### [WHAT IS ASKED]
For this exercise, repeat all of the material verbatim apart from its images.

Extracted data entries
— Begin —

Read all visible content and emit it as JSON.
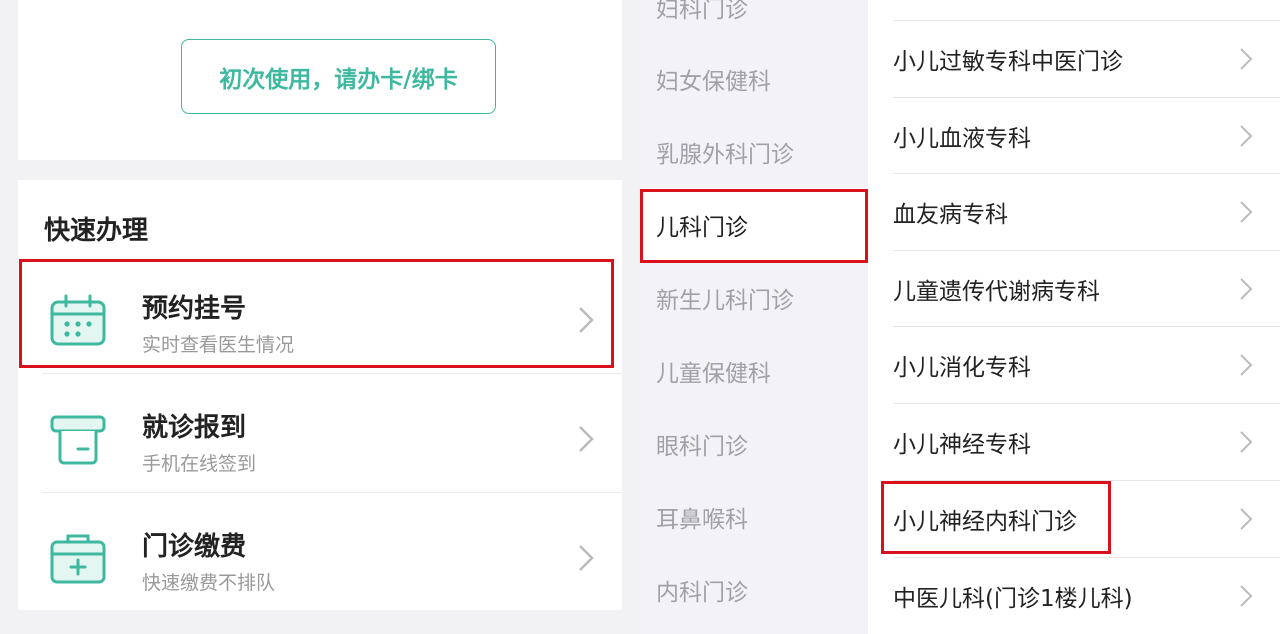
{
  "left": {
    "bind_card_button": "初次使用，请办卡/绑卡",
    "quick_title": "快速办理",
    "quick_items": [
      {
        "title": "预约挂号",
        "subtitle": "实时查看医生情况",
        "icon": "calendar-icon"
      },
      {
        "title": "就诊报到",
        "subtitle": "手机在线签到",
        "icon": "checkin-icon"
      },
      {
        "title": "门诊缴费",
        "subtitle": "快速缴费不排队",
        "icon": "payment-box-icon"
      }
    ]
  },
  "categories": [
    {
      "label": "妇科门诊"
    },
    {
      "label": "妇女保健科"
    },
    {
      "label": "乳腺外科门诊"
    },
    {
      "label": "儿科门诊"
    },
    {
      "label": "新生儿科门诊"
    },
    {
      "label": "儿童保健科"
    },
    {
      "label": "眼科门诊"
    },
    {
      "label": "耳鼻喉科"
    },
    {
      "label": "内科门诊"
    }
  ],
  "active_category": "儿科门诊",
  "departments": [
    {
      "label": "小儿过敏专科中医门诊"
    },
    {
      "label": "小儿血液专科"
    },
    {
      "label": "血友病专科"
    },
    {
      "label": "儿童遗传代谢病专科"
    },
    {
      "label": "小儿消化专科"
    },
    {
      "label": "小儿神经专科"
    },
    {
      "label": "小儿神经内科门诊"
    },
    {
      "label": "中医儿科(门诊1楼儿科)"
    }
  ],
  "colors": {
    "accent": "#3fb8a0",
    "highlight_box": "#d8111c",
    "muted_text": "#a0a0a8"
  }
}
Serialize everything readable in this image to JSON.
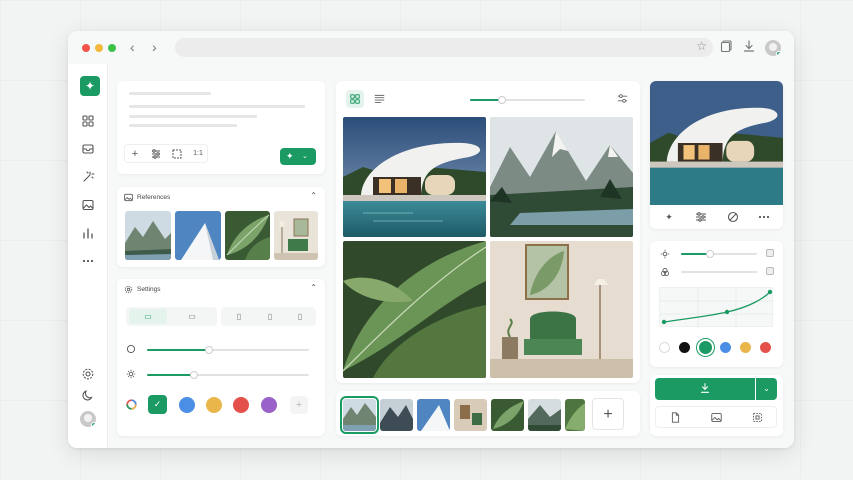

— End —

### [FINISHED TASK]
Read all visible content and emit it as JSON.
{
  "left": {
    "bind_card_button": "初次使用，请办卡/绑卡",
    "quick_title": "快速办理",
    "quick_items": [
      {
        "title": "预约挂号",
        "subtitle": "实时查看医生情况",
        "icon": "calendar-icon"
      },
      {
        "title": "就诊报到",
        "subtitle": "手机在线签到",
        "icon": "checkin-icon"
      },
      {
        "title": "门诊缴费",
        "subtitle": "快速缴费不排队",
        "icon": "payment-box-icon"
      }
    ]
  },
  "categories": [
    {
      "label": "妇科门诊"
    },
    {
      "label": "妇女保健科"
    },
    {
      "label": "乳腺外科门诊"
    },
    {
      "label": "儿科门诊"
    },
    {
      "label": "新生儿科门诊"
    },
    {
      "label": "儿童保健科"
    },
    {
      "label": "眼科门诊"
    },
    {
      "label": "耳鼻喉科"
    },
    {
      "label": "内科门诊"
    }
  ],
  "active_category": "儿科门诊",
  "departments": [
    {
      "label": "小儿过敏专科中医门诊"
    },
    {
      "label": "小儿血液专科"
    },
    {
      "label": "血友病专科"
    },
    {
      "label": "儿童遗传代谢病专科"
    },
    {
      "label": "小儿消化专科"
    },
    {
      "label": "小儿神经专科"
    },
    {
      "label": "小儿神经内科门诊"
    },
    {
      "label": "中医儿科(门诊1楼儿科)"
    }
  ],
  "colors": {
    "accent": "#3fb8a0",
    "highlight_box": "#d8111c",
    "muted_text": "#a0a0a8"
  }
}
Serialize everything readable in this image to JSON.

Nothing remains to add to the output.